Collected data:
▬▬▬▬▬▬

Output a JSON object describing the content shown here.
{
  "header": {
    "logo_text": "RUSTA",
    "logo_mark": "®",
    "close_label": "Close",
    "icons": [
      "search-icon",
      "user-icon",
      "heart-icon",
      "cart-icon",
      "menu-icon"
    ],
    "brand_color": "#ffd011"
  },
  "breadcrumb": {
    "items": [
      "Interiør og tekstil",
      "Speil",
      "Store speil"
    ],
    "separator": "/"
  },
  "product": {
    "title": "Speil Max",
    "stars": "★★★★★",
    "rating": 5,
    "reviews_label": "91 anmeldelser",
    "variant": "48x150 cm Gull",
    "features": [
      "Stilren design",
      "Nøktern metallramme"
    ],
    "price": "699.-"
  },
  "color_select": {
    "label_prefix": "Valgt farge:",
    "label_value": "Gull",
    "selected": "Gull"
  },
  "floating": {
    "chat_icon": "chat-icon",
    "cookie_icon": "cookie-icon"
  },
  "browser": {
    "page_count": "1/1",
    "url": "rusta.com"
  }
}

▬▬▬▬▬▬

WHAT IS REQUIRED: List each line of the records that holds the string "Gull".

EXERCISE OUTPUT:
    "variant": "48x150 cm Gull",
    "label_value": "Gull",
    "selected": "Gull"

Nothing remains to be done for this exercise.